-- start Extracted text --

ARM’s agenda has always been (and remains, IMHO too much so) good enough performance in MINIMAL area. SVE doesn’t work with that, so SVE for ARM LLC has so far been something for their other customers, not for their core business.
As for Apple, who knows exactly how they schedule things, but a plausible story would be that their best CPU design team has been spending the past few years working on a core appropriate to the desktop+server (obviously much in common with A12 etc, but choices biased more towards performance, less towards area and power), AND that this team was also targeted with adding SVE, AND that SVE will be retrofitted to A13 or A14 or whatever once it ships on the desktop.
Point is, yes, delays are frustrating. But I don’t see these delays as reflecting lack of interest or failure so much as the fact that ARM’s market was what it was (ie phones and downward), going upward (official ARM server announcements and Apple desktop) were always scheduled to be around 2020 or so, and that was always going to gate the shipping of features like SVE.
One consequence is that SVE will likely ship with powerful support in the compiler from day one. That’s not THAT interesting to an asm level hacker like you. But it is very different (and likely more useful for the community as a whole) than what we saw with every previous SIMD introduction (eg I remember writing so much AltiVec first as assembly, then as intrinsics, because no compiler support. And as a consequence, yes, useful for a few narrowly targeted apps like QuickTime, but not generally useful to all developers…)
LikeLike
The problem is that, some uArch specific optimisations can lead to more than just a 5% difference in speed. I’ve seen 2-3x gains by targeting an algorithm for a uArch. For example, on Intel Silvermont, PSHUFB costs 5 cycles, whilst it’s 1 on all Core i3/i5/i7 and most AMD CPUs. For an algorithm where the inner-loop relies on PSHUFB performance, I’ve found that using an alternative, though usually slower, algorithm which doesn’t rely on shuffles runs significantly faster on Silvermont.
And it’s not like not having good documentation prevents people doing this stuff anyway, so the point is largely moot. There’s absolutely no harm in letting developers have a general idea of how to optimise for particular uArchs. I doubt the info would reveal anything secret, after all, someone determined could figure it out from microbenchmarking anyway.
LikeLiked by 1 person
I agree. People are imagining that I’m getting my undies bunched over 5-10% performance “here and there”. But in practice, sometimes the difference between an operation being 2 uops and 1 uop is 100% performance on some hot loop! Some code that I’ve written in the past more or less packs character matching into 5 uops of which 1 manage to fuse, and the 4 fused domain uops issue to different ports, so 1 cycle/byte. If *any* of those operations was actually 2 uops on *any* port – or if I was wrong about which port something goes to – we have a 2 cycle/byte scan. I had to wrestle a fair bit with the algorithm to make that happen; it’s not something that just might emerge from a compiler. A naive version, straight out of the compiler with no low-level redesign at the algorithms level, would probably have managed to get 3 cycles/byte.

-- end Extracted text --

Given exercise 1: In the entries, replace "panel-title" with "panel-heading" and reproduce the lines from the start of the entries through the line containing "legend-label-leakage: Leakage cost", changing nothing else.
The entries have no connection to the forum thread.

-- start Supplied records --

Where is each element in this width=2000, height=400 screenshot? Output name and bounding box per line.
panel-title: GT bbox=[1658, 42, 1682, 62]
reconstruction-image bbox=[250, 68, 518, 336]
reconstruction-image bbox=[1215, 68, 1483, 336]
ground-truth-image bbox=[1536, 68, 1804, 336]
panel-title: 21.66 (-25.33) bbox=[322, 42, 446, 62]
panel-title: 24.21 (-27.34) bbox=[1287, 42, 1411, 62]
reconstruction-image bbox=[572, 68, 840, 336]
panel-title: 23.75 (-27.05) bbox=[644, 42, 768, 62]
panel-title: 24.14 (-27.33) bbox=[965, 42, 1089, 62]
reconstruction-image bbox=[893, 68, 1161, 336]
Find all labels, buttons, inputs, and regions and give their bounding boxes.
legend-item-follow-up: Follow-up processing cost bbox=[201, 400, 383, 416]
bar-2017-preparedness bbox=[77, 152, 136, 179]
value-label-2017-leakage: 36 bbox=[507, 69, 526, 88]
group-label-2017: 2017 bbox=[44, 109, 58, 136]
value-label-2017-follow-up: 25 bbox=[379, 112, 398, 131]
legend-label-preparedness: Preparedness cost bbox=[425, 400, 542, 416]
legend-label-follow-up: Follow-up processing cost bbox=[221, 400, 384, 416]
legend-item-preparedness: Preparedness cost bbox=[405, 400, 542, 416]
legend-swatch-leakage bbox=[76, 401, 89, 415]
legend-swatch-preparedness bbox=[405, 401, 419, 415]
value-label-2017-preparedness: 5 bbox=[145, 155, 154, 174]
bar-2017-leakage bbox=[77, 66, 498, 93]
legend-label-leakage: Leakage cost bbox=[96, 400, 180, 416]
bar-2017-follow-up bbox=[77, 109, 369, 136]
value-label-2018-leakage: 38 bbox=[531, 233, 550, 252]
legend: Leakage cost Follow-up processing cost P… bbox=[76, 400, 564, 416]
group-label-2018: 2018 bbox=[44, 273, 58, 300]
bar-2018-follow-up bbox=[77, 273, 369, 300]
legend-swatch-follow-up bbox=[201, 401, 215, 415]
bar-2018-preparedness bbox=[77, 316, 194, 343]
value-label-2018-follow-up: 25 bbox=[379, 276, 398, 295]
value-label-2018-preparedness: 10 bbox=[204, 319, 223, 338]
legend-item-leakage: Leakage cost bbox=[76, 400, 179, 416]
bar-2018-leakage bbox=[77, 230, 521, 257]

-- end Supplied records --

Given exercise 2:
Answer these questions using the forum thread:
(a) How many cycles does PSHUFB cost on Intel Silvermont?
(b) Which SIMD extension was first written as assembly, then as intrinsics, because there was no compiler support?
(c) What gains has the writer seen from targeting an algorithm for a uArch?

Task result 1:
Where is each element in this width=2000, height=400 screenshot? Output name and bounding box per line.
panel-heading: GT bbox=[1658, 42, 1682, 62]
reconstruction-image bbox=[250, 68, 518, 336]
reconstruction-image bbox=[1215, 68, 1483, 336]
ground-truth-image bbox=[1536, 68, 1804, 336]
panel-heading: 21.66 (-25.33) bbox=[322, 42, 446, 62]
panel-heading: 24.21 (-27.34) bbox=[1287, 42, 1411, 62]
reconstruction-image bbox=[572, 68, 840, 336]
panel-heading: 23.75 (-27.05) bbox=[644, 42, 768, 62]
panel-heading: 24.14 (-27.33) bbox=[965, 42, 1089, 62]
reconstruction-image bbox=[893, 68, 1161, 336]
Find all labels, buttons, inputs, and regions and give their bounding boxes.
legend-item-follow-up: Follow-up processing cost bbox=[201, 400, 383, 416]
bar-2017-preparedness bbox=[77, 152, 136, 179]
value-label-2017-leakage: 36 bbox=[507, 69, 526, 88]
group-label-2017: 2017 bbox=[44, 109, 58, 136]
value-label-2017-follow-up: 25 bbox=[379, 112, 398, 131]
legend-label-preparedness: Preparedness cost bbox=[425, 400, 542, 416]
legend-label-follow-up: Follow-up processing cost bbox=[221, 400, 384, 416]
legend-item-preparedness: Preparedness cost bbox=[405, 400, 542, 416]
legend-swatch-leakage bbox=[76, 401, 89, 415]
legend-swatch-preparedness bbox=[405, 401, 419, 415]
value-label-2017-preparedness: 5 bbox=[145, 155, 154, 174]
bar-2017-leakage bbox=[77, 66, 498, 93]
legend-label-leakage: Leakage cost bbox=[96, 400, 180, 416]

Task result 2:
(a) 5 cycles.
(b) AltiVec.
(c) 2-3x gains.